# What is being asked:
Please restate the following records word for word.

# Task input:
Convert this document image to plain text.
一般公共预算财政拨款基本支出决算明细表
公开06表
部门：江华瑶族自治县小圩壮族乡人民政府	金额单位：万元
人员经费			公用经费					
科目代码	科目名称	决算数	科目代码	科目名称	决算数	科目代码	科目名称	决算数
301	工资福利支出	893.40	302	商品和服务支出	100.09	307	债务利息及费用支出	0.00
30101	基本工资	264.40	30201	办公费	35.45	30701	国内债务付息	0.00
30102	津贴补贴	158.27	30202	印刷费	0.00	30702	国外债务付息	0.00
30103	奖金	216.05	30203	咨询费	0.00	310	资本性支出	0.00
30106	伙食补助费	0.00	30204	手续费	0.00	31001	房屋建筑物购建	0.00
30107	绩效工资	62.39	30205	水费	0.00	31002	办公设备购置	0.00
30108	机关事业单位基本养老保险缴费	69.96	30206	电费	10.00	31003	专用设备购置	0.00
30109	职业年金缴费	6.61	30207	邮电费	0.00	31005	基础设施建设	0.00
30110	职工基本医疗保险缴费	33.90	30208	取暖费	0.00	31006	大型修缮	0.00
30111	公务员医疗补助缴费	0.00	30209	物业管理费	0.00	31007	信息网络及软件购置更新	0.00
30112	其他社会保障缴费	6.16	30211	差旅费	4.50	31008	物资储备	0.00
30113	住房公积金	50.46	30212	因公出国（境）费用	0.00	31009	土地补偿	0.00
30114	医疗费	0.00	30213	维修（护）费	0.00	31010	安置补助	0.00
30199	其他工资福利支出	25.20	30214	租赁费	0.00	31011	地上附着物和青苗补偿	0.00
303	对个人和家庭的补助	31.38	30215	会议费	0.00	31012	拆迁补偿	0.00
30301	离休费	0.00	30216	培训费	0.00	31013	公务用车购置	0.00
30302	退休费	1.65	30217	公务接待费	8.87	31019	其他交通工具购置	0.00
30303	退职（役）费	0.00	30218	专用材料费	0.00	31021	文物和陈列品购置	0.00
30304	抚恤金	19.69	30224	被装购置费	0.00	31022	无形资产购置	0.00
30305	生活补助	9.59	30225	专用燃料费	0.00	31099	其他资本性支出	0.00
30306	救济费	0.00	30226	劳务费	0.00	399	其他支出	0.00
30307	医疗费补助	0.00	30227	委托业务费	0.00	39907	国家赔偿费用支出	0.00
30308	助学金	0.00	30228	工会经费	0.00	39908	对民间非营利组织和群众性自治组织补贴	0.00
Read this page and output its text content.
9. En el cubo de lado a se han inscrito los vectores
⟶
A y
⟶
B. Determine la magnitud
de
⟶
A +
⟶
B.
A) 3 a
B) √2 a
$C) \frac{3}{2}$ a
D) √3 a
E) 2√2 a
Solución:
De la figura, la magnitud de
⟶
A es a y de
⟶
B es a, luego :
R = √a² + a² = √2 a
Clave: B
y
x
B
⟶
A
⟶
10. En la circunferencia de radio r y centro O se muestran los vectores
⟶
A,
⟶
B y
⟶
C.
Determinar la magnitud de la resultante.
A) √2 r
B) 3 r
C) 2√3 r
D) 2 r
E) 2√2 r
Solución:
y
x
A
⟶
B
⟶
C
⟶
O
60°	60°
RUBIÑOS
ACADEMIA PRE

# Task result:
Convert this document image to plain text.
一般公共预算财政拨款基本支出决算明细表
公开06表
部门：江华瑶族自治县小圩壮族乡人民政府	金额单位：万元
人员经费			公用经费					
科目代码	科目名称	决算数	科目代码	科目名称	决算数	科目代码	科目名称	决算数
301	工资福利支出	893.40	302	商品和服务支出	100.09	307	债务利息及费用支出	0.00
30101	基本工资	264.40	30201	办公费	35.45	30701	国内债务付息	0.00
30102	津贴补贴	158.27	30202	印刷费	0.00	30702	国外债务付息	0.00
30103	奖金	216.05	30203	咨询费	0.00	310	资本性支出	0.00
30106	伙食补助费	0.00	30204	手续费	0.00	31001	房屋建筑物购建	0.00
30107	绩效工资	62.39	30205	水费	0.00	31002	办公设备购置	0.00
30108	机关事业单位基本养老保险缴费	69.96	30206	电费	10.00	31003	专用设备购置	0.00
30109	职业年金缴费	6.61	30207	邮电费	0.00	31005	基础设施建设	0.00
30110	职工基本医疗保险缴费	33.90	30208	取暖费	0.00	31006	大型修缮	0.00
30111	公务员医疗补助缴费	0.00	30209	物业管理费	0.00	31007	信息网络及软件购置更新	0.00
30112	其他社会保障缴费	6.16	30211	差旅费	4.50	31008	物资储备	0.00
30113	住房公积金	50.46	30212	因公出国（境）费用	0.00	31009	土地补偿	0.00
30114	医疗费	0.00	30213	维修（护）费	0.00	31010	安置补助	0.00
30199	其他工资福利支出	25.20	30214	租赁费	0.00	31011	地上附着物和青苗补偿	0.00
303	对个人和家庭的补助	31.38	30215	会议费	0.00	31012	拆迁补偿	0.00
30301	离休费	0.00	30216	培训费	0.00	31013	公务用车购置	0.00
30302	退休费	1.65	30217	公务接待费	8.87	31019	其他交通工具购置	0.00
30303	退职（役）费	0.00	30218	专用材料费	0.00	31021	文物和陈列品购置	0.00
30304	抚恤金	19.69	30224	被装购置费	0.00	31022	无形资产购置	0.00
30305	生活补助	9.59	30225	专用燃料费	0.00	31099	其他资本性支出	0.00
30306	救济费	0.00	30226	劳务费	0.00	399	其他支出	0.00
30307	医疗费补助	0.00	30227	委托业务费	0.00	39907	国家赔偿费用支出	0.00
30308	助学金	0.00	30228	工会经费	0.00	39908	对民间非营利组织和群众性自治组织补贴	0.00
Read this page and output its text content.
9. En el cubo de lado a se han inscrito los vectores
⟶
A y
⟶
B. Determine la magnitud
de
⟶
A +
⟶
B.
A) 3 a
B) √2 a
$C) \frac{3}{2}$ a
D) √3 a
E) 2√2 a
Solución:
De la figura, la magnitud de
⟶
A es a y de
⟶
B es a, luego :
R = √a² + a² = √2 a
Clave: B
y
x
B
⟶
A
⟶
10. En la circunferencia de radio r y centro O se muestran los vectores
⟶
A,
⟶
B y
⟶
C.
Determinar la magnitud de la resultante.
A) √2 r
B) 3 r
C) 2√3 r
D) 2 r
E) 2√2 r
Solución:
y
x
A
⟶
B
⟶
C
⟶
O
60°	60°
RUBIÑOS
ACADEMIA PRE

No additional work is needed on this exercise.